Extracted data entries

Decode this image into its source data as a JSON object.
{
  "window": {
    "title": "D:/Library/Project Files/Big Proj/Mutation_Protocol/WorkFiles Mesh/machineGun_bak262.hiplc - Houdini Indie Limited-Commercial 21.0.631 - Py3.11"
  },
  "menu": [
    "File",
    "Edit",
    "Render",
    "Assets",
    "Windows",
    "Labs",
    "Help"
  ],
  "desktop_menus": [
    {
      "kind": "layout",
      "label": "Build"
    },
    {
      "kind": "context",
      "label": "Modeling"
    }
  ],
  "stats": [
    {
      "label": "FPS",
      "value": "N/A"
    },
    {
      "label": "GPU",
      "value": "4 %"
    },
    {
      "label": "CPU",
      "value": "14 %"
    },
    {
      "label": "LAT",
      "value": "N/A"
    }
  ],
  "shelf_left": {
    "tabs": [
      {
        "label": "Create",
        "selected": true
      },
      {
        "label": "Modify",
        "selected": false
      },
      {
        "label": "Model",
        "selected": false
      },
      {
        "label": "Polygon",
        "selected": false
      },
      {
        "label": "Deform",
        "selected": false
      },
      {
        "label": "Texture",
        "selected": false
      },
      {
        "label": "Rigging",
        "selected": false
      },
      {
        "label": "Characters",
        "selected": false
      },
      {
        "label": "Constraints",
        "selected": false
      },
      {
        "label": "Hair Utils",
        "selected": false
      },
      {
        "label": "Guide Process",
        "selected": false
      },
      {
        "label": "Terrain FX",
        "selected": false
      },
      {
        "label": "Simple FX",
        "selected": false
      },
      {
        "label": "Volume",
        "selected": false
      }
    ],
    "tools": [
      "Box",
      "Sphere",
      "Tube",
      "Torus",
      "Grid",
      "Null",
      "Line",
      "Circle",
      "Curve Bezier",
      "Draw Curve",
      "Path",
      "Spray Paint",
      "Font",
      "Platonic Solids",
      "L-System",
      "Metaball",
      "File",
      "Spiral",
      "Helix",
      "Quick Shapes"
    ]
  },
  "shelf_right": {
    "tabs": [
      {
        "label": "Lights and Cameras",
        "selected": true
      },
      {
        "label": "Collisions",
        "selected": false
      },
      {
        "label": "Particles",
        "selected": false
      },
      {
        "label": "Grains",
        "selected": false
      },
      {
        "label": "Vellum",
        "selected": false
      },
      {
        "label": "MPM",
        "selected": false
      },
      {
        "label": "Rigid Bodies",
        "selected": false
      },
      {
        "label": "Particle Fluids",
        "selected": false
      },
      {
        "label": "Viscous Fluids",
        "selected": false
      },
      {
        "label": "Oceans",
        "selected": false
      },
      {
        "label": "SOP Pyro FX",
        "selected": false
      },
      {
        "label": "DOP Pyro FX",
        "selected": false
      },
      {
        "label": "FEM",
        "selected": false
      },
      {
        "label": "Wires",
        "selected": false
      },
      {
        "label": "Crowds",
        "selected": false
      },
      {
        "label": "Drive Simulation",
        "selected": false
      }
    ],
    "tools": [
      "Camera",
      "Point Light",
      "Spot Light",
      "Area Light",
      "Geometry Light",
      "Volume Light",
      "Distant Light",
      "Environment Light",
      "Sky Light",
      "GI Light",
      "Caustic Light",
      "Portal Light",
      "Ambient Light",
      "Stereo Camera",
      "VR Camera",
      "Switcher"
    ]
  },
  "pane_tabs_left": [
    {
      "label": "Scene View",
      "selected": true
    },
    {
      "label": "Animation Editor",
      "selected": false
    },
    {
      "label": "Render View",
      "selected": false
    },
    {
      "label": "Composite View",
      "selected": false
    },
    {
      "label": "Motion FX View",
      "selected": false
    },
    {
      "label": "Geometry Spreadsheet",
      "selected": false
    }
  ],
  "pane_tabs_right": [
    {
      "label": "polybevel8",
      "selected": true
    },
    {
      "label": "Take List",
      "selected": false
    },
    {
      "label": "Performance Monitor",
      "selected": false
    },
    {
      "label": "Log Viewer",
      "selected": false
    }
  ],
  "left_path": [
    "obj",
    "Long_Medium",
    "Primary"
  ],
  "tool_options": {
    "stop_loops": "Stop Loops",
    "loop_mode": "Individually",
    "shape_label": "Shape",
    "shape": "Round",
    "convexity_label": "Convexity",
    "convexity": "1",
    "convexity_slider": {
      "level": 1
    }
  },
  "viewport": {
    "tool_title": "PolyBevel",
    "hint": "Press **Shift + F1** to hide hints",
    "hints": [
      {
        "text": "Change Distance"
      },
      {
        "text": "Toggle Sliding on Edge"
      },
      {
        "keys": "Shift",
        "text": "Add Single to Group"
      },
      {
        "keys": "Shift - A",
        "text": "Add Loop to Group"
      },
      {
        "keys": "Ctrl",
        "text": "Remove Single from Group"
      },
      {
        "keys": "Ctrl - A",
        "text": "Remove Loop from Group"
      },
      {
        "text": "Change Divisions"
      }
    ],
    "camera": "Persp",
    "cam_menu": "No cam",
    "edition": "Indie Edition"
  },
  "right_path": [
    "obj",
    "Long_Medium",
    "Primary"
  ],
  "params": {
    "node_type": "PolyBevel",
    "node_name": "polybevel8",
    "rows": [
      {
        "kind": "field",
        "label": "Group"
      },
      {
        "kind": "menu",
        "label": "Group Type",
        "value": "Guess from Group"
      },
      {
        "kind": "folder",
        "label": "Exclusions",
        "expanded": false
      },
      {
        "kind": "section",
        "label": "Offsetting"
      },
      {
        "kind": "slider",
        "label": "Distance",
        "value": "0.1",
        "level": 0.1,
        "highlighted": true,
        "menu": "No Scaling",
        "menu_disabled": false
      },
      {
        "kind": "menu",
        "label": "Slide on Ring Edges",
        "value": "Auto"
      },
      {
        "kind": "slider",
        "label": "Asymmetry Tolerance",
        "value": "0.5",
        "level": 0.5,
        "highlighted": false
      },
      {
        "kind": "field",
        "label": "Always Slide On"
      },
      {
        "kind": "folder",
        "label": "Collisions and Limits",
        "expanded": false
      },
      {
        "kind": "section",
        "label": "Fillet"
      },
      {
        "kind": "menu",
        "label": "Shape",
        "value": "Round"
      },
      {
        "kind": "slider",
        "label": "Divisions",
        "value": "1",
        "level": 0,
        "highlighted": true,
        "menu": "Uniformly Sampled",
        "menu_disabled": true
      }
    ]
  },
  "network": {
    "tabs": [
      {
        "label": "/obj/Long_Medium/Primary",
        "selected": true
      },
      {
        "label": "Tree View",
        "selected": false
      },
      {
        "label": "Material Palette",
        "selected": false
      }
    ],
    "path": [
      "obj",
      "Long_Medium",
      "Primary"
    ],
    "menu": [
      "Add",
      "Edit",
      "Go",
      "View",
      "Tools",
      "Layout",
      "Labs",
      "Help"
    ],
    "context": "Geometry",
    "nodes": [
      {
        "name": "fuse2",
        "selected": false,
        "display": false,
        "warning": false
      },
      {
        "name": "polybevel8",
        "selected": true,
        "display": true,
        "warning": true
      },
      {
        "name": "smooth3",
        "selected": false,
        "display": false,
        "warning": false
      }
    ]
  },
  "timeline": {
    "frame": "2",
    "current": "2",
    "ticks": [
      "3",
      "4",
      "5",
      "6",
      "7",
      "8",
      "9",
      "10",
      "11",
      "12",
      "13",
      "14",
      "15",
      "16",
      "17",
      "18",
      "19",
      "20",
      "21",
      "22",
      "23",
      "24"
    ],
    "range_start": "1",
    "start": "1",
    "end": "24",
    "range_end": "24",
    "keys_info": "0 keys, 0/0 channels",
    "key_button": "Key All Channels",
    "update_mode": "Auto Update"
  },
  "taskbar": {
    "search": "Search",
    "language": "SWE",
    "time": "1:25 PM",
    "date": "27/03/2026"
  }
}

### CHALLENGE
Return all lines containing "Indie".

### EXERCISE SOLUTION
    "title": "D:/Library/Project Files/Big Proj/Mutation_Protocol/WorkFiles Mesh/machineGun_bak262.hiplc - Houdini Indie Limited-Commercial 21.0.631 - Py3.11"
    "edition": "Indie Edition"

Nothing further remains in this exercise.